**Dataset records:**
********

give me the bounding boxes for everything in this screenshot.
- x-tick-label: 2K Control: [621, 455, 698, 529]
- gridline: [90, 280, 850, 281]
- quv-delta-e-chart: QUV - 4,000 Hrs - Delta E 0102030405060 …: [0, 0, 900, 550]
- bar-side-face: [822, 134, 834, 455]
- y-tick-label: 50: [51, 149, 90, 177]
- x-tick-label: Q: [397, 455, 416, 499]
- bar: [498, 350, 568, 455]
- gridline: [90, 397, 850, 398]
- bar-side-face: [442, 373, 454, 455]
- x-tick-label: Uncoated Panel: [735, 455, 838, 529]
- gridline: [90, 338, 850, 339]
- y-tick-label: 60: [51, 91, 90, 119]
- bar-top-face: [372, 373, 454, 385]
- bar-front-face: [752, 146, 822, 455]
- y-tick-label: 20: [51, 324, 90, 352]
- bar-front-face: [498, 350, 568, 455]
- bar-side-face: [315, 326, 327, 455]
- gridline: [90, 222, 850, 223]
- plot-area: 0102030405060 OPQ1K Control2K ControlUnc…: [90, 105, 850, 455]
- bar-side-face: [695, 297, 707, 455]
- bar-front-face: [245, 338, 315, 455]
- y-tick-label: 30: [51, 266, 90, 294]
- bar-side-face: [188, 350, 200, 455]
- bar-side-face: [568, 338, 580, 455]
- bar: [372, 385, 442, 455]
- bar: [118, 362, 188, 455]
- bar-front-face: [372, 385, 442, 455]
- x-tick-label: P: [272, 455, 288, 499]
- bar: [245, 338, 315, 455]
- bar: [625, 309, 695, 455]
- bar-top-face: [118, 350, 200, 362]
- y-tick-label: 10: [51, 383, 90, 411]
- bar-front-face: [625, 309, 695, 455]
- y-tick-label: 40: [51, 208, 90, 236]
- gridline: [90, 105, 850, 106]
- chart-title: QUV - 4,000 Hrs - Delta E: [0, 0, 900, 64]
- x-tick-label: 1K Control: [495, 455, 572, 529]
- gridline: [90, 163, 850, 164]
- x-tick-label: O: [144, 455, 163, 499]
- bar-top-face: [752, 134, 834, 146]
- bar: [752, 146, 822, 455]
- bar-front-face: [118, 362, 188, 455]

********

**Stated goal:** Retype every line of the material above verbatim.

**Solution to this task:**
give me the bounding boxes for everything in this screenshot.
- x-tick-label: 2K Control: [621, 455, 698, 529]
- gridline: [90, 280, 850, 281]
- quv-delta-e-chart: QUV - 4,000 Hrs - Delta E 0102030405060 …: [0, 0, 900, 550]
- bar-side-face: [822, 134, 834, 455]
- y-tick-label: 50: [51, 149, 90, 177]
- x-tick-label: Q: [397, 455, 416, 499]
- bar: [498, 350, 568, 455]
- gridline: [90, 397, 850, 398]
- bar-side-face: [442, 373, 454, 455]
- x-tick-label: Uncoated Panel: [735, 455, 838, 529]
- gridline: [90, 338, 850, 339]
- y-tick-label: 60: [51, 91, 90, 119]
- bar-top-face: [372, 373, 454, 385]
- bar-front-face: [752, 146, 822, 455]
- y-tick-label: 20: [51, 324, 90, 352]
- bar-front-face: [498, 350, 568, 455]
- bar-side-face: [315, 326, 327, 455]
- gridline: [90, 222, 850, 223]
- plot-area: 0102030405060 OPQ1K Control2K ControlUnc…: [90, 105, 850, 455]
- bar-side-face: [695, 297, 707, 455]
- bar-front-face: [245, 338, 315, 455]
- y-tick-label: 30: [51, 266, 90, 294]
- bar-side-face: [188, 350, 200, 455]
- bar-side-face: [568, 338, 580, 455]
- bar: [372, 385, 442, 455]
- bar: [118, 362, 188, 455]
- bar-front-face: [372, 385, 442, 455]
- x-tick-label: P: [272, 455, 288, 499]
- bar: [245, 338, 315, 455]
- bar: [625, 309, 695, 455]
- bar-top-face: [118, 350, 200, 362]
- y-tick-label: 10: [51, 383, 90, 411]
- bar-front-face: [625, 309, 695, 455]
- y-tick-label: 40: [51, 208, 90, 236]
- gridline: [90, 105, 850, 106]
- chart-title: QUV - 4,000 Hrs - Delta E: [0, 0, 900, 64]
- x-tick-label: 1K Control: [495, 455, 572, 529]
- gridline: [90, 163, 850, 164]
- x-tick-label: O: [144, 455, 163, 499]
- bar-top-face: [752, 134, 834, 146]
- bar: [752, 146, 822, 455]
- bar-front-face: [118, 362, 188, 455]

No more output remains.